Copy each line that holds "icon".

#### SOURCE RECORDS

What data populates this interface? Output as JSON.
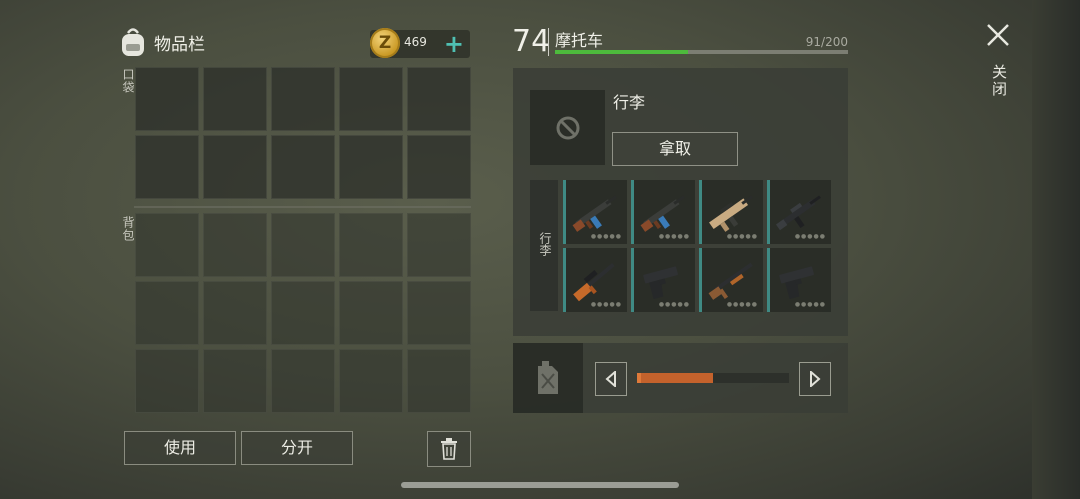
{
  "inventory": {
    "title": "物品栏",
    "coins": "469",
    "coin_symbol": "Z",
    "plus": "+",
    "pocket_label": "口袋",
    "backpack_label": "背包",
    "use_label": "使用",
    "split_label": "分开"
  },
  "vehicle": {
    "level": "74",
    "name": "摩托车",
    "capacity_text": "91/200",
    "capacity_fraction": 0.455
  },
  "luggage": {
    "title": "行李",
    "take_label": "拿取",
    "side_label": "行李",
    "weapons": [
      {
        "icon": "assault-rifle-blue-icon"
      },
      {
        "icon": "assault-rifle-blue-icon"
      },
      {
        "icon": "tan-rifle-icon"
      },
      {
        "icon": "black-rifle-icon"
      },
      {
        "icon": "sniper-rifle-orange-icon"
      },
      {
        "icon": "pistol-icon"
      },
      {
        "icon": "shotgun-icon"
      },
      {
        "icon": "pistol-icon"
      }
    ]
  },
  "fuel": {
    "level_fraction": 0.5
  },
  "close": {
    "label": "关闭"
  },
  "colors": {
    "accent_teal": "#4fc0b3",
    "capacity_green": "#4dba3c",
    "fuel_orange": "#c4622c"
  }
}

########

■ **COMPLETE OUTPUT**:
        "icon": "assault-rifle-blue-icon"
        "icon": "assault-rifle-blue-icon"
        "icon": "tan-rifle-icon"
        "icon": "black-rifle-icon"
        "icon": "sniper-rifle-orange-icon"
        "icon": "pistol-icon"
        "icon": "shotgun-icon"
        "icon": "pistol-icon"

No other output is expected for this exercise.